[EXERCISE INPUTS]
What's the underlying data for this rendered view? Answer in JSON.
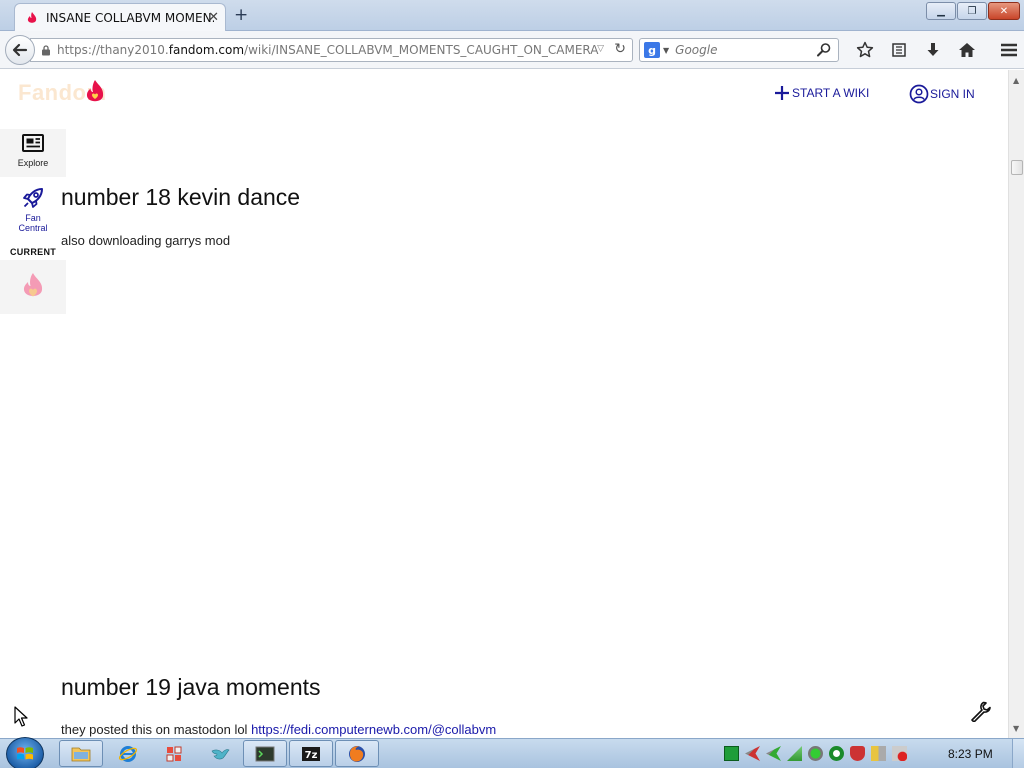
{
  "browser": {
    "tab_title": "INSANE COLLABVM MOMEN...",
    "url_prefix": "https://thany2010.",
    "url_domain": "fandom.com",
    "url_path": "/wiki/INSANE_COLLABVM_MOMENTS_CAUGHT_ON_CAMERA",
    "search_placeholder": "Google"
  },
  "header": {
    "logo_text": "Fandom",
    "start_wiki_label": "START A WIKI",
    "sign_in_label": "SIGN IN"
  },
  "rail": {
    "explore_label": "Explore",
    "fan_central_label_1": "Fan",
    "fan_central_label_2": "Central",
    "current_label": "CURRENT"
  },
  "content": {
    "section1_title": "number 18 kevin dance",
    "section1_text": "also downloading garrys mod",
    "section2_title": "number 19 java moments",
    "section2_text": "they posted this on mastodon lol ",
    "section2_link": "https://fedi.computernewb.com/@collabvm"
  },
  "taskbar": {
    "clock": "8:23 PM"
  },
  "colors": {
    "fandom_link": "#1a1a9a",
    "fandom_flame": "#e8124a"
  }
}
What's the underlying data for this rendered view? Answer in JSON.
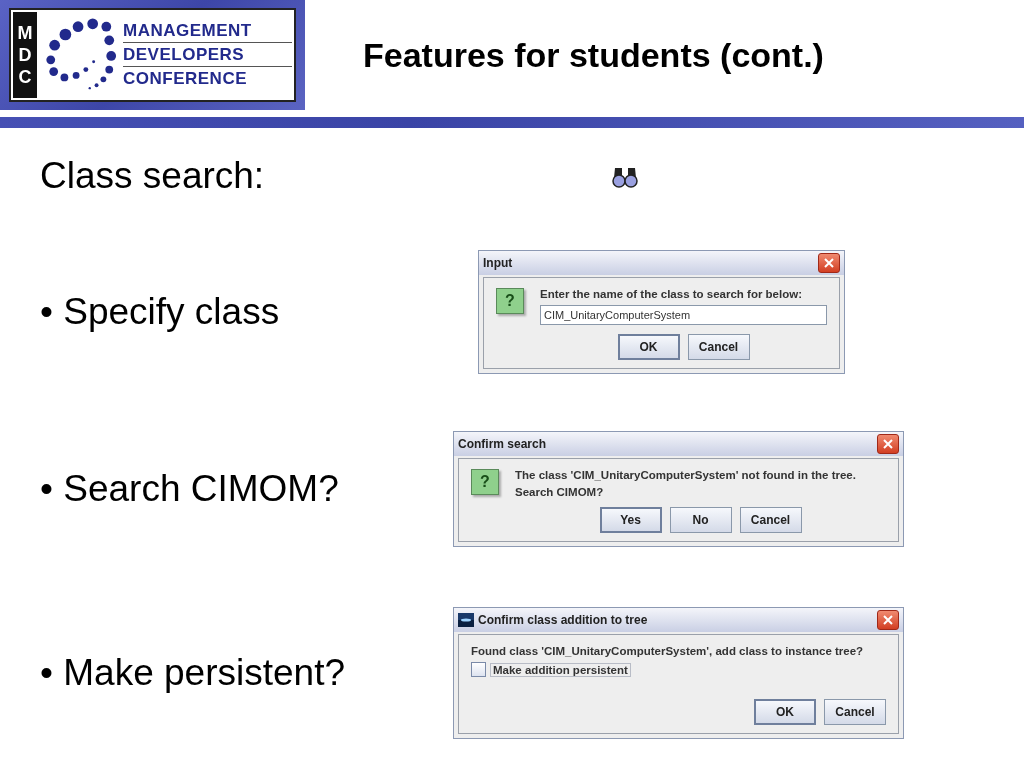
{
  "logo": {
    "letters": [
      "M",
      "D",
      "C"
    ],
    "lines": [
      "MANAGEMENT",
      "DEVELOPERS",
      "CONFERENCE"
    ]
  },
  "title": "Features for students (cont.)",
  "heading": "Class search:",
  "items": [
    {
      "bullet": "•",
      "text": "Specify class",
      "dialog": {
        "kind": "input",
        "title": "Input",
        "icon": "?",
        "message": [
          "Enter the name of the class to search for below:"
        ],
        "value": "CIM_UnitaryComputerSystem",
        "buttons": [
          {
            "label": "OK",
            "default": true
          },
          {
            "label": "Cancel",
            "default": false
          }
        ]
      }
    },
    {
      "bullet": "•",
      "text": "Search CIMOM?",
      "dialog": {
        "kind": "question",
        "title": "Confirm search",
        "icon": "?",
        "message": [
          "The class 'CIM_UnitaryComputerSystem' not found in the tree.",
          "Search CIMOM?"
        ],
        "buttons": [
          {
            "label": "Yes",
            "default": true
          },
          {
            "label": "No",
            "default": false
          },
          {
            "label": "Cancel",
            "default": false
          }
        ]
      }
    },
    {
      "bullet": "•",
      "text": "Make persistent?",
      "dialog": {
        "kind": "option",
        "title": "Confirm class addition to tree",
        "message": [
          "Found class 'CIM_UnitaryComputerSystem', add class to instance tree?"
        ],
        "checkbox": {
          "label": "Make addition persistent",
          "checked": false
        },
        "buttons": [
          {
            "label": "OK",
            "default": true
          },
          {
            "label": "Cancel",
            "default": false
          }
        ]
      }
    }
  ]
}
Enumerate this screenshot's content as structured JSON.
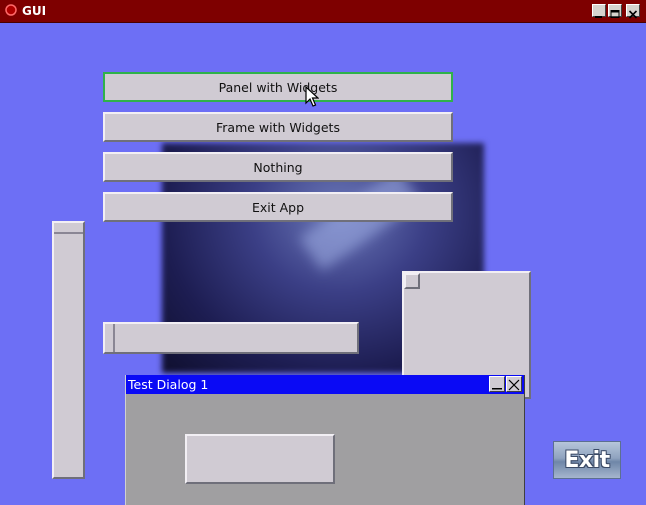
{
  "window": {
    "title": "GUI",
    "controls": [
      "minimize-icon",
      "maximize-icon",
      "close-icon"
    ]
  },
  "buttons": {
    "panel_with_widgets": "Panel with Widgets",
    "frame_with_widgets": "Frame with Widgets",
    "nothing": "Nothing",
    "exit_app": "Exit App"
  },
  "dialog": {
    "title": "Test Dialog 1",
    "controls": [
      "minimize-icon",
      "close-icon"
    ]
  },
  "exit_image": {
    "label": "Exit"
  },
  "colors": {
    "background": "#6d6ff5",
    "titlebar": "#7e0000",
    "dialog_titlebar": "#0a0af5",
    "widget_face": "#d0cbd3",
    "focus_outline": "#2fb24a"
  }
}
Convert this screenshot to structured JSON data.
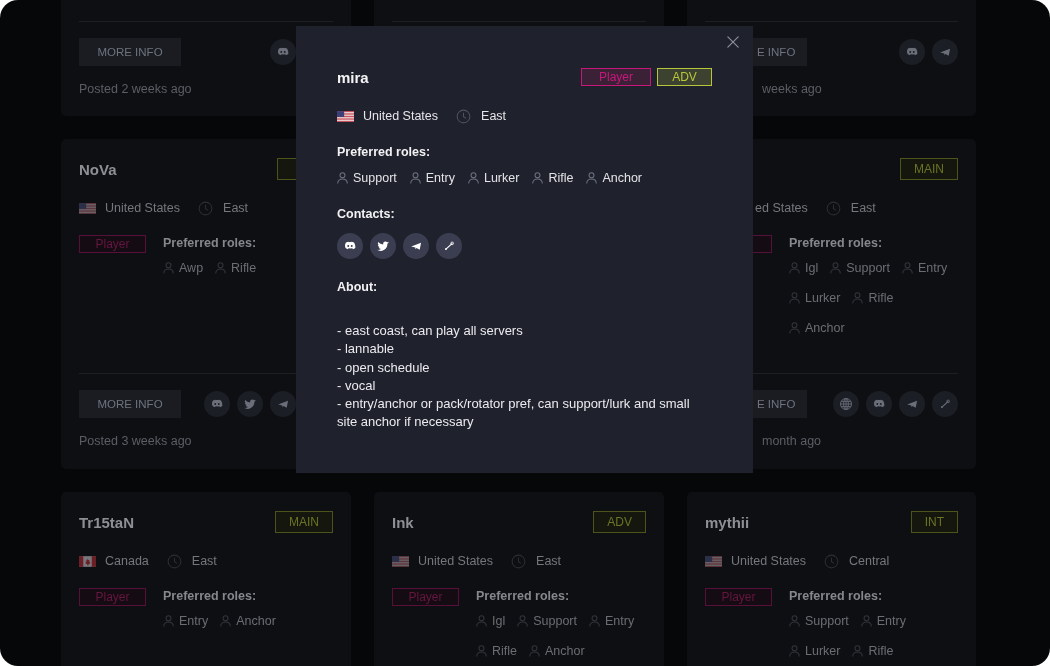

[PROBLEM] Output the data exactly. Pictures don't belong in the result.

[RESPONSE]
What's the underlying data for this rendered view? Answer in JSON.
{
  "browser": {
    "tab_title": "INSANE COLLABVM MOMEN...",
    "url_prefix": "https://thany2010.",
    "url_domain": "fandom.com",
    "url_path": "/wiki/INSANE_COLLABVM_MOMENTS_CAUGHT_ON_CAMERA",
    "search_placeholder": "Google"
  },
  "header": {
    "logo_text": "Fandom",
    "start_wiki_label": "START A WIKI",
    "sign_in_label": "SIGN IN"
  },
  "rail": {
    "explore_label": "Explore",
    "fan_central_label_1": "Fan",
    "fan_central_label_2": "Central",
    "current_label": "CURRENT"
  },
  "content": {
    "section1_title": "number 18 kevin dance",
    "section1_text": "also downloading garrys mod",
    "section2_title": "number 19 java moments",
    "section2_text": "they posted this on mastodon lol ",
    "section2_link": "https://fedi.computernewb.com/@collabvm"
  },
  "taskbar": {
    "clock": "8:23 PM"
  },
  "colors": {
    "fandom_link": "#1a1a9a",
    "fandom_flame": "#e8124a"
  }
}
What's the underlying data for this rendered view? Answer in JSON.
{
  "logo": {
    "letters": [
      "M",
      "D",
      "C"
    ],
    "lines": [
      "MANAGEMENT",
      "DEVELOPERS",
      "CONFERENCE"
    ]
  },
  "title": "Features for students (cont.)",
  "heading": "Class search:",
  "items": [
    {
      "bullet": "•",
      "text": "Specify class",
      "dialog": {
        "kind": "input",
        "title": "Input",
        "icon": "?",
        "message": [
          "Enter the name of the class to search for below:"
        ],
        "value": "CIM_UnitaryComputerSystem",
        "buttons": [
          {
            "label": "OK",
            "default": true
          },
          {
            "label": "Cancel",
            "default": false
          }
        ]
      }
    },
    {
      "bullet": "•",
      "text": "Search CIMOM?",
      "dialog": {
        "kind": "question",
        "title": "Confirm search",
        "icon": "?",
        "message": [
          "The class 'CIM_UnitaryComputerSystem' not found in the tree.",
          "Search CIMOM?"
        ],
        "buttons": [
          {
            "label": "Yes",
            "default": true
          },
          {
            "label": "No",
            "default": false
          },
          {
            "label": "Cancel",
            "default": false
          }
        ]
      }
    },
    {
      "bullet": "•",
      "text": "Make persistent?",
      "dialog": {
        "kind": "option",
        "title": "Confirm class addition to tree",
        "message": [
          "Found class 'CIM_UnitaryComputerSystem', add class to instance tree?"
        ],
        "checkbox": {
          "label": "Make addition persistent",
          "checked": false
        },
        "buttons": [
          {
            "label": "OK",
            "default": true
          },
          {
            "label": "Cancel",
            "default": false
          }
        ]
      }
    }
  ]
}
Enumerate this screenshot's content as structured JSON.
{
  "window": {
    "title": "GUI",
    "controls": [
      "minimize-icon",
      "maximize-icon",
      "close-icon"
    ]
  },
  "buttons": {
    "panel_with_widgets": "Panel with Widgets",
    "frame_with_widgets": "Frame with Widgets",
    "nothing": "Nothing",
    "exit_app": "Exit App"
  },
  "dialog": {
    "title": "Test Dialog 1",
    "controls": [
      "minimize-icon",
      "close-icon"
    ]
  },
  "exit_image": {
    "label": "Exit"
  },
  "colors": {
    "background": "#6d6ff5",
    "titlebar": "#7e0000",
    "dialog_titlebar": "#0a0af5",
    "widget_face": "#d0cbd3",
    "focus_outline": "#2fb24a"
  }
}
Convert this screenshot to structured JSON data.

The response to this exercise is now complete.